What you will do »
Report all lines from the entries below in which "Shift" appears.

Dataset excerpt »
· · ·

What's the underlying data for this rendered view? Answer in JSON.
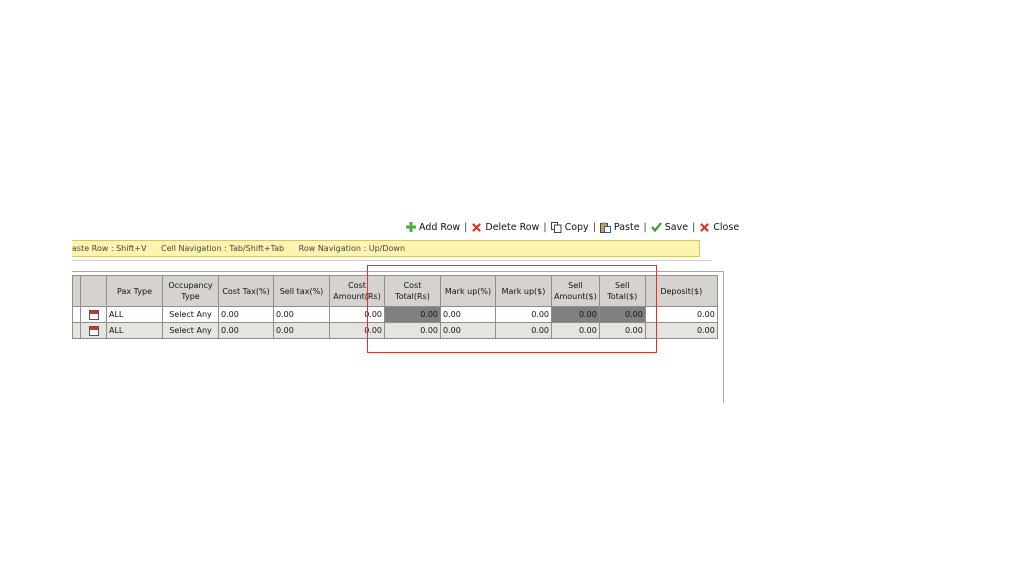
{
  "toolbar": {
    "add_row": "Add Row",
    "delete_row": "Delete Row",
    "copy": "Copy",
    "paste": "Paste",
    "save": "Save",
    "close": "Close",
    "separator": "|",
    "icons": {
      "add_row": "plus-icon",
      "delete_row": "delete-icon",
      "copy": "copy-icon",
      "paste": "paste-icon",
      "save": "check-icon",
      "close": "close-icon"
    }
  },
  "hints": {
    "paste": "aste Row : Shift+V",
    "cell_nav": "Cell Navigation : Tab/Shift+Tab",
    "row_nav": "Row Navigation : Up/Down"
  },
  "grid": {
    "headers": {
      "blank1": "",
      "blank2": "",
      "pax_type": "Pax Type",
      "occupancy_type_1": "Occupancy",
      "occupancy_type_2": "Type",
      "cost_tax": "Cost Tax(%)",
      "sell_tax": "Sell tax(%)",
      "cost_amount_1": "Cost",
      "cost_amount_2": "Amount(Rs)",
      "cost_total_1": "Cost",
      "cost_total_2": "Total(Rs)",
      "markup_pct": "Mark up(%)",
      "markup_usd": "Mark up($)",
      "sell_amount_1": "Sell",
      "sell_amount_2": "Amount($)",
      "sell_total_1": "Sell",
      "sell_total_2": "Total($)",
      "deposit": "Deposit($)"
    },
    "rows": [
      {
        "pax_type": "ALL",
        "occupancy_type": "Select Any",
        "cost_tax": "0.00",
        "sell_tax": "0.00",
        "cost_amount": "0.00",
        "cost_total": "0.00",
        "markup_pct": "0.00",
        "markup_usd": "0.00",
        "sell_amount": "0.00",
        "sell_total": "0.00",
        "deposit": "0.00"
      },
      {
        "pax_type": "ALL",
        "occupancy_type": "Select Any",
        "cost_tax": "0.00",
        "sell_tax": "0.00",
        "cost_amount": "0.00",
        "cost_total": "0.00",
        "markup_pct": "0.00",
        "markup_usd": "0.00",
        "sell_amount": "0.00",
        "sell_total": "0.00",
        "deposit": "0.00"
      }
    ]
  },
  "colors": {
    "highlight": "#e4312b",
    "hint_bg": "#fdf4b1",
    "header_bg": "#d6d3ce",
    "readonly_cell": "#808080"
  }
}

· · ·

Exercise answer »
    "paste": "aste Row : Shift+V",
    "cell_nav": "Cell Navigation : Tab/Shift+Tab",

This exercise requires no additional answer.